> _WHAT THE TASK ASKS_
Find all the lines with "object" and gather them.
——————————
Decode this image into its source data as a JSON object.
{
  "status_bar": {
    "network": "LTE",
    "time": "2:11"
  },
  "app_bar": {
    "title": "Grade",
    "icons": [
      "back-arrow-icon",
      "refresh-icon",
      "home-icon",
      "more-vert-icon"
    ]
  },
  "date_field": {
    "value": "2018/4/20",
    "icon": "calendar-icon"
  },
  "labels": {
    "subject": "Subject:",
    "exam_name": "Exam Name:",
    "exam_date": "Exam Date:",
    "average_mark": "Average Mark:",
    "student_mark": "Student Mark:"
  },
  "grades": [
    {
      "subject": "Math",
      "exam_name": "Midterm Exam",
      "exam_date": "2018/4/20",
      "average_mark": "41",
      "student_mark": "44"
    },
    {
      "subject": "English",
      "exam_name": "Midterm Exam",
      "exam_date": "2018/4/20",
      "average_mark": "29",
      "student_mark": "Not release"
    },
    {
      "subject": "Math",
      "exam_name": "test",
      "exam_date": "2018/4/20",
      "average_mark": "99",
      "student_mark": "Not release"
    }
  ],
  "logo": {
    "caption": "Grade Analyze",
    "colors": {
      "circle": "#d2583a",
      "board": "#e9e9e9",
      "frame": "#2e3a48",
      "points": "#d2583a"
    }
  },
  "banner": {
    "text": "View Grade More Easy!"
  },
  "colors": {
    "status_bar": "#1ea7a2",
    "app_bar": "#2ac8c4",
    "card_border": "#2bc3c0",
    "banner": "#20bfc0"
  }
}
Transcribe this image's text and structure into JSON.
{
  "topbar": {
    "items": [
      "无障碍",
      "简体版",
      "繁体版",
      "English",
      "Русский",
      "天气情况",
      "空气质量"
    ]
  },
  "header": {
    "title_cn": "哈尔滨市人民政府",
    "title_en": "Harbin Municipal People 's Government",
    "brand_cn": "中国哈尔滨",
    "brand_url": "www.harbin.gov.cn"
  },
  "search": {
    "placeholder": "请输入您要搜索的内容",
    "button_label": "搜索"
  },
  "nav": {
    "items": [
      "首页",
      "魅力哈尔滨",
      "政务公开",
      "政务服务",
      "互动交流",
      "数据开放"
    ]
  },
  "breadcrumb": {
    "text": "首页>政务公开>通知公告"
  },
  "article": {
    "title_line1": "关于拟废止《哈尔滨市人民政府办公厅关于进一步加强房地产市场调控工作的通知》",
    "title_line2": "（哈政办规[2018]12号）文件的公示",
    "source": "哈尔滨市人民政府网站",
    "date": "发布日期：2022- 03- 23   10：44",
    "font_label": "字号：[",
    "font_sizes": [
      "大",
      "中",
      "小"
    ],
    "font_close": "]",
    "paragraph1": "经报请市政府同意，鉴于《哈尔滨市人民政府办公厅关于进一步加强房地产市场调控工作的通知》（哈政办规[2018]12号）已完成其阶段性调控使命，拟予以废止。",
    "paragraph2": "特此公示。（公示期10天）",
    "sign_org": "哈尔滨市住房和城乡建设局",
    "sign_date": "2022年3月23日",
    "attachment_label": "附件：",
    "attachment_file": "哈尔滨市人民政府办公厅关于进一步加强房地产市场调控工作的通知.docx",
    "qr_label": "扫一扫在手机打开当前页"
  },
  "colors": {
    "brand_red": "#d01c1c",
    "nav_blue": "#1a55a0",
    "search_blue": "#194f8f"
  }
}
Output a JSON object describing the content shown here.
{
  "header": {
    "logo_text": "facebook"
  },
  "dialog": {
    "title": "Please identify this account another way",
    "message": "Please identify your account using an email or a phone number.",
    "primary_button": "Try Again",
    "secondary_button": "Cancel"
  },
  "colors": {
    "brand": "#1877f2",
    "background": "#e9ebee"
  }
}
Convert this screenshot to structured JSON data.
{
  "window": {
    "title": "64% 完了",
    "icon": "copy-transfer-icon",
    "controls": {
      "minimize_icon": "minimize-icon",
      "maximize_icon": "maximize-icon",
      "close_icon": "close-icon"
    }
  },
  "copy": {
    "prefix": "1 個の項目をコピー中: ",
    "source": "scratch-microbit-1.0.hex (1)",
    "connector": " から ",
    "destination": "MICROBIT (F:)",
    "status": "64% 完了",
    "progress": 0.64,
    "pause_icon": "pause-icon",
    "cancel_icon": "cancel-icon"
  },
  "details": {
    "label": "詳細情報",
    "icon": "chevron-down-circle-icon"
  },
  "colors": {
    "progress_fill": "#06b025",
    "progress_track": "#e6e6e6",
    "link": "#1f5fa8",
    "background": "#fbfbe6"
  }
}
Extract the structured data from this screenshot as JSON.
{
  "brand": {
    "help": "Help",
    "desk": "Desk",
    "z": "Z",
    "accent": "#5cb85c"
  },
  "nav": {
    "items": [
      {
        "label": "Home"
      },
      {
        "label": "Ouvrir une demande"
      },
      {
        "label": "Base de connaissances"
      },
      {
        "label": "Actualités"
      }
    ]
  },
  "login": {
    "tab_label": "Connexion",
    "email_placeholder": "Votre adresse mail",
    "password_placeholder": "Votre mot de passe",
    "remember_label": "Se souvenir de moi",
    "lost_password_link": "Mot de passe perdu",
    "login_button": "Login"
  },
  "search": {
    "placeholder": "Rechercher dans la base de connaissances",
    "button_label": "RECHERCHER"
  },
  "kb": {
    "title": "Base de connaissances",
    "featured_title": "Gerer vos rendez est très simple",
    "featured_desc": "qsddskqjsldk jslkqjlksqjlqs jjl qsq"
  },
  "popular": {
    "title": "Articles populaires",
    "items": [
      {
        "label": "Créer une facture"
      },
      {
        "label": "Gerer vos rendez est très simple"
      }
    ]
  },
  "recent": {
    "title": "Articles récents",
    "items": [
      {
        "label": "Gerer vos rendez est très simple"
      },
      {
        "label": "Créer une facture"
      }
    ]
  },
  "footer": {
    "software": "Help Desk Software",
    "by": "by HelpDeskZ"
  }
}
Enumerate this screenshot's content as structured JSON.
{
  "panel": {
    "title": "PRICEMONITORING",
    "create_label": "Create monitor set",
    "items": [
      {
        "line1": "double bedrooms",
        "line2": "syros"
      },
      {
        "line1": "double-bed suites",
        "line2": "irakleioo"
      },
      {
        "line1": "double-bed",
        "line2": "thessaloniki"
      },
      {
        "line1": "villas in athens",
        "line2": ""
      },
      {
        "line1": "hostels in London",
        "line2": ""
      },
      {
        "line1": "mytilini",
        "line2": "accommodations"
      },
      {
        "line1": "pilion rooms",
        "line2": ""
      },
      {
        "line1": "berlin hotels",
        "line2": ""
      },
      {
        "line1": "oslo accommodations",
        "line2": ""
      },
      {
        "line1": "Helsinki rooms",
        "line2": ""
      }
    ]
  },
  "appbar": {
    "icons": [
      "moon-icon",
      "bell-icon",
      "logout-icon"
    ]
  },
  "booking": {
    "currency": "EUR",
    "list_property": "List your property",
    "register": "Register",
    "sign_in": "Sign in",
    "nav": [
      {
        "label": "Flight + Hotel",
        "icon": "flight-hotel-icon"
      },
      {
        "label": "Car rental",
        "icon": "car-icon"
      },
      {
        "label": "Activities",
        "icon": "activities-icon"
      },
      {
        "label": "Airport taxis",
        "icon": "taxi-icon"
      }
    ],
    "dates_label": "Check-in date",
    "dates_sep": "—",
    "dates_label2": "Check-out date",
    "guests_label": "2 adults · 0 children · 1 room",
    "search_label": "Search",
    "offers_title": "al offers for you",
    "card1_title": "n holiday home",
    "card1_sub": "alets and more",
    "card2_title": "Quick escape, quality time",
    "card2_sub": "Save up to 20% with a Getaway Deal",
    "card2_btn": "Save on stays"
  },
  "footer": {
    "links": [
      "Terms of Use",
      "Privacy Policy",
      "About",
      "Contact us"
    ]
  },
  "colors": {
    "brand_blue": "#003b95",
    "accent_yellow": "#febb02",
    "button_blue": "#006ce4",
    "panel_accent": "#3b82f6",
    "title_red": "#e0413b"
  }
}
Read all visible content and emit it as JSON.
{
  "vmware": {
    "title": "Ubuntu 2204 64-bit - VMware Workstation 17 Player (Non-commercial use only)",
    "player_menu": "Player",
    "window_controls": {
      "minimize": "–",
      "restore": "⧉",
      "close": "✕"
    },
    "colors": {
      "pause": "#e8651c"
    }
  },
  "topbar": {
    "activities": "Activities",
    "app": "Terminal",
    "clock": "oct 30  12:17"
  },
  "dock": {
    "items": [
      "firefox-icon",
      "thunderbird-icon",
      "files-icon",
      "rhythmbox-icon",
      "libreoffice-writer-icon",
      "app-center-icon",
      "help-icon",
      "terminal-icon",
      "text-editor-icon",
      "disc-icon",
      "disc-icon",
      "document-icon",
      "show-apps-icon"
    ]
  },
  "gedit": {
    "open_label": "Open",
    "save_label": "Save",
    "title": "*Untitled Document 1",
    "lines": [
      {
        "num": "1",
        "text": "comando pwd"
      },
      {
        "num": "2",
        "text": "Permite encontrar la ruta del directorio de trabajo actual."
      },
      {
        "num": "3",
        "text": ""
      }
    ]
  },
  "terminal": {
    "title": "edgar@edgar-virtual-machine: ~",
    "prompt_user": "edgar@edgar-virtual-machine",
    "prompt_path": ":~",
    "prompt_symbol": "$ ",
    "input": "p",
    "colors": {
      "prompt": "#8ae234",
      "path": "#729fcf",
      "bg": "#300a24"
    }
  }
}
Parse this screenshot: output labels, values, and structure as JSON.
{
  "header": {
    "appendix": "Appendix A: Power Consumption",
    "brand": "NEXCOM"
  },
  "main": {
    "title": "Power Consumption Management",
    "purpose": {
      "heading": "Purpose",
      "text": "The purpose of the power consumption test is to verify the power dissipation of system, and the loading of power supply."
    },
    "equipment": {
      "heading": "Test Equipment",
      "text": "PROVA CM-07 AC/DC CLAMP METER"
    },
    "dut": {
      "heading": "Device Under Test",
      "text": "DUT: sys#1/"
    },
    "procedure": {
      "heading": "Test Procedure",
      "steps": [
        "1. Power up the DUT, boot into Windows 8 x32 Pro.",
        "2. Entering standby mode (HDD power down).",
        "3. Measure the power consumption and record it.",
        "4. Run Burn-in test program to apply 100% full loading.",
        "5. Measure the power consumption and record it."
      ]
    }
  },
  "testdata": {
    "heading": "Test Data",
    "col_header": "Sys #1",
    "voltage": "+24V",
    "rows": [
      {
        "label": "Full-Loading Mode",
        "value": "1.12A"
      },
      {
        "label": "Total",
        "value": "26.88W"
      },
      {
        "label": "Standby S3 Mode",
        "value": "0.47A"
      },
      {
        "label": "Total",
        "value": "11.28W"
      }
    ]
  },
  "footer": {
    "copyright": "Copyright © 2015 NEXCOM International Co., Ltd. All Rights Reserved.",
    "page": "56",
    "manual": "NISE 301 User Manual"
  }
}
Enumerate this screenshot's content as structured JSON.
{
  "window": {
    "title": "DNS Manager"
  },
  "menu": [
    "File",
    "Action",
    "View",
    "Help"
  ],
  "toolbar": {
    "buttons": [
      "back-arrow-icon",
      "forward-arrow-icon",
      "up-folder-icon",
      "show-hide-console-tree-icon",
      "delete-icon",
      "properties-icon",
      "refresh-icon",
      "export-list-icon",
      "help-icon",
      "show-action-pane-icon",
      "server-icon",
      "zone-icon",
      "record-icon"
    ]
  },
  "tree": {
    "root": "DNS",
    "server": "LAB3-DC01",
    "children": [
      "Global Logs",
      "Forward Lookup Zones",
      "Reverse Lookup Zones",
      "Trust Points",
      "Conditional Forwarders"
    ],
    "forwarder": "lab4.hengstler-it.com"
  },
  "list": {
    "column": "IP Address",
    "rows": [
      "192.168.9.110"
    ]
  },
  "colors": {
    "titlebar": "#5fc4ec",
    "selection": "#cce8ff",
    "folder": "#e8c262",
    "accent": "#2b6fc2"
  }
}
——————————
> _THE COMPLETED TASK_
Decode this image into its source data as a JSON object.
Output a JSON object describing the content shown here.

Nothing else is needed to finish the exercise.